#### [WRITTEN REQUEST]
Send back the entries below exactly as they appear.

#### [RECORDED DATA]
Start
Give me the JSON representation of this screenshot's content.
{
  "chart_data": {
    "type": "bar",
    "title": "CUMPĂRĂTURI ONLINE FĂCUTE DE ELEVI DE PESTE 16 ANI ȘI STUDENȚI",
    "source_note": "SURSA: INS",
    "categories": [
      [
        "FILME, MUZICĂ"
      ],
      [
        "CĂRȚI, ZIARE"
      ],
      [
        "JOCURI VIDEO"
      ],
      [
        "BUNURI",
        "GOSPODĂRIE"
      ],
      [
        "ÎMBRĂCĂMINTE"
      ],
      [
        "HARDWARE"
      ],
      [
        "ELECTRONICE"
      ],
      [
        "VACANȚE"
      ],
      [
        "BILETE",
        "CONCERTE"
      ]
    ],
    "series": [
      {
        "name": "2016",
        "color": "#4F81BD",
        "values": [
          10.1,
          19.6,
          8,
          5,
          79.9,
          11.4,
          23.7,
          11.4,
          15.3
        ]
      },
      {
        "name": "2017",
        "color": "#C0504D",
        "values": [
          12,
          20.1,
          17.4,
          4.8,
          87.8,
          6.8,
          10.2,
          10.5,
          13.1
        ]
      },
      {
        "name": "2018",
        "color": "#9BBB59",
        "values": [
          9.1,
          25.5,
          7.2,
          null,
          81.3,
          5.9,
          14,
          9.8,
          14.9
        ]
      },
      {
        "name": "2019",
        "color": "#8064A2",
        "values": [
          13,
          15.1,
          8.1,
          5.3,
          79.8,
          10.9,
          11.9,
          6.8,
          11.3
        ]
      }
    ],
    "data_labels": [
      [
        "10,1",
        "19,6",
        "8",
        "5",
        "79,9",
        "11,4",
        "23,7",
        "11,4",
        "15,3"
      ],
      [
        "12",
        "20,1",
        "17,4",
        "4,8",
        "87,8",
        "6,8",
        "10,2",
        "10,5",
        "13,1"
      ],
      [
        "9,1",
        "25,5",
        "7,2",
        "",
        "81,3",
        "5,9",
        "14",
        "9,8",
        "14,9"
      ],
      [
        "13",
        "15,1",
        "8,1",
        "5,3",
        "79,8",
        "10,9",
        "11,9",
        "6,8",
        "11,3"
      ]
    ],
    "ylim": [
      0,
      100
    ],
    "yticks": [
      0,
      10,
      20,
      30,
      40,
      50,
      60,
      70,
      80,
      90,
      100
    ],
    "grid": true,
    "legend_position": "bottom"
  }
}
End
#### [SOLUTION TO THE EXERCISE]
Give me the JSON representation of this screenshot's content.
{
  "chart_data": {
    "type": "bar",
    "title": "CUMPĂRĂTURI ONLINE FĂCUTE DE ELEVI DE PESTE 16 ANI ȘI STUDENȚI",
    "source_note": "SURSA: INS",
    "categories": [
      [
        "FILME, MUZICĂ"
      ],
      [
        "CĂRȚI, ZIARE"
      ],
      [
        "JOCURI VIDEO"
      ],
      [
        "BUNURI",
        "GOSPODĂRIE"
      ],
      [
        "ÎMBRĂCĂMINTE"
      ],
      [
        "HARDWARE"
      ],
      [
        "ELECTRONICE"
      ],
      [
        "VACANȚE"
      ],
      [
        "BILETE",
        "CONCERTE"
      ]
    ],
    "series": [
      {
        "name": "2016",
        "color": "#4F81BD",
        "values": [
          10.1,
          19.6,
          8,
          5,
          79.9,
          11.4,
          23.7,
          11.4,
          15.3
        ]
      },
      {
        "name": "2017",
        "color": "#C0504D",
        "values": [
          12,
          20.1,
          17.4,
          4.8,
          87.8,
          6.8,
          10.2,
          10.5,
          13.1
        ]
      },
      {
        "name": "2018",
        "color": "#9BBB59",
        "values": [
          9.1,
          25.5,
          7.2,
          null,
          81.3,
          5.9,
          14,
          9.8,
          14.9
        ]
      },
      {
        "name": "2019",
        "color": "#8064A2",
        "values": [
          13,
          15.1,
          8.1,
          5.3,
          79.8,
          10.9,
          11.9,
          6.8,
          11.3
        ]
      }
    ],
    "data_labels": [
      [
        "10,1",
        "19,6",
        "8",
        "5",
        "79,9",
        "11,4",
        "23,7",
        "11,4",
        "15,3"
      ],
      [
        "12",
        "20,1",
        "17,4",
        "4,8",
        "87,8",
        "6,8",
        "10,2",
        "10,5",
        "13,1"
      ],
      [
        "9,1",
        "25,5",
        "7,2",
        "",
        "81,3",
        "5,9",
        "14",
        "9,8",
        "14,9"
      ],
      [
        "13",
        "15,1",
        "8,1",
        "5,3",
        "79,8",
        "10,9",
        "11,9",
        "6,8",
        "11,3"
      ]
    ],
    "ylim": [
      0,
      100
    ],
    "yticks": [
      0,
      10,
      20,
      30,
      40,
      50,
      60,
      70,
      80,
      90,
      100
    ],
    "grid": true,
    "legend_position": "bottom"
  }
}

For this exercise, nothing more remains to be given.